Written task —
Please put every line of the entries below into a Markdown table with the columns "Row" and "Line", numbering the rows and leaving out blank lines.
◆ ◆ ◆ ◆
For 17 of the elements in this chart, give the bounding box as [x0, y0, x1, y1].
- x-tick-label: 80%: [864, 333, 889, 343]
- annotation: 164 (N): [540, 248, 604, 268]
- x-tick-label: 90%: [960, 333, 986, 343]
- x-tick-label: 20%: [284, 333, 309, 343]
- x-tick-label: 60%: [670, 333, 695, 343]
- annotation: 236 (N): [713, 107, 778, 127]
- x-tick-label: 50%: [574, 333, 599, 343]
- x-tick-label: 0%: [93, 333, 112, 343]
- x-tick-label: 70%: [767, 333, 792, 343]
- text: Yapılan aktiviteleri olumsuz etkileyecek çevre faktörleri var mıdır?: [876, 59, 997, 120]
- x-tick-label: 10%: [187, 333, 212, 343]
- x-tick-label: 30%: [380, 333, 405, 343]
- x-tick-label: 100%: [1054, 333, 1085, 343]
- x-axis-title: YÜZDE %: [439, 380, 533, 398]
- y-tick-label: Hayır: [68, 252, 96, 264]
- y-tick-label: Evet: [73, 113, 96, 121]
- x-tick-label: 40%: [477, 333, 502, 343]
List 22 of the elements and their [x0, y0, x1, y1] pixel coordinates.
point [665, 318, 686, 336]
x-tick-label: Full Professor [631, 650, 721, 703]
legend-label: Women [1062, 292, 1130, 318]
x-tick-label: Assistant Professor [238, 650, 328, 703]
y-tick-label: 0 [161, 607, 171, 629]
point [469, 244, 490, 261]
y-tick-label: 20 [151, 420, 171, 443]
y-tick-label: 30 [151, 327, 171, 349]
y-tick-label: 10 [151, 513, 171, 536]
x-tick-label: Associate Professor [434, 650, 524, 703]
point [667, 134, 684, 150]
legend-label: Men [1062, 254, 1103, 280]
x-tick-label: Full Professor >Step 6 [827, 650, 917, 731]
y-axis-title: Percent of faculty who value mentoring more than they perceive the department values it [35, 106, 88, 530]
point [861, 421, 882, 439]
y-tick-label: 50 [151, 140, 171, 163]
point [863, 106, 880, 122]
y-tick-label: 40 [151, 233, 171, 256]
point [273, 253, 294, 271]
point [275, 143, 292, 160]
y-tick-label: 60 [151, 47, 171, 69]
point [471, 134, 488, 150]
◆ ◆ ◆ ◆
Solution —
| Row | Line |
|---|---|
| 1 | For 17 of the elements in this chart, give the bounding box as [x0, y0, x1, y1]. |
| 2 | - x-tick-label: 80%: [864, 333, 889, 343] |
| 3 | - annotation: 164 (N): [540, 248, 604, 268] |
| 4 | - x-tick-label: 90%: [960, 333, 986, 343] |
| 5 | - x-tick-label: 20%: [284, 333, 309, 343] |
| 6 | - x-tick-label: 60%: [670, 333, 695, 343] |
| 7 | - annotation: 236 (N): [713, 107, 778, 127] |
| 8 | - x-tick-label: 50%: [574, 333, 599, 343] |
| 9 | - x-tick-label: 0%: [93, 333, 112, 343] |
| 10 | - x-tick-label: 70%: [767, 333, 792, 343] |
| 11 | - text: Yapılan aktiviteleri olumsuz etkileyecek çevre faktörleri var mıdır?: [876, 59, 997, 120] |
| 12 | - x-tick-label: 10%: [187, 333, 212, 343] |
| 13 | - x-tick-label: 30%: [380, 333, 405, 343] |
| 14 | - x-tick-label: 100%: [1054, 333, 1085, 343] |
| 15 | - x-axis-title: YÜZDE %: [439, 380, 533, 398] |
| 16 | - y-tick-label: Hayır: [68, 252, 96, 264] |
| 17 | - y-tick-label: Evet: [73, 113, 96, 121] |
| 18 | - x-tick-label: 40%: [477, 333, 502, 343] |
| 19 | List 22 of the elements and their [x0, y0, x1, y1] pixel coordinates. |
| 20 | point [665, 318, 686, 336] |
| 21 | x-tick-label: Full Professor [631, 650, 721, 703] |
| 22 | legend-label: Women [1062, 292, 1130, 318] |
| 23 | x-tick-label: Assistant Professor [238, 650, 328, 703] |
| 24 | y-tick-label: 0 [161, 607, 171, 629] |
| 25 | point [469, 244, 490, 261] |
| 26 | y-tick-label: 20 [151, 420, 171, 443] |
| 27 | y-tick-label: 30 [151, 327, 171, 349] |
| 28 | y-tick-label: 10 [151, 513, 171, 536] |
| 29 | x-tick-label: Associate Professor [434, 650, 524, 703] |
| 30 | point [667, 134, 684, 150] |
| 31 | legend-label: Men [1062, 254, 1103, 280] |
| 32 | x-tick-label: Full Professor >Step 6 [827, 650, 917, 731] |
| 33 | y-axis-title: Percent of faculty who value mentoring more than they perceive the department values it [35, 106, 88, 530] |
| 34 | point [861, 421, 882, 439] |
| 35 | y-tick-label: 50 [151, 140, 171, 163] |
| 36 | point [863, 106, 880, 122] |
| 37 | y-tick-label: 40 [151, 233, 171, 256] |
| 38 | point [273, 253, 294, 271] |
| 39 | point [275, 143, 292, 160] |
| 40 | y-tick-label: 60 [151, 47, 171, 69] |
| 41 | point [471, 134, 488, 150] |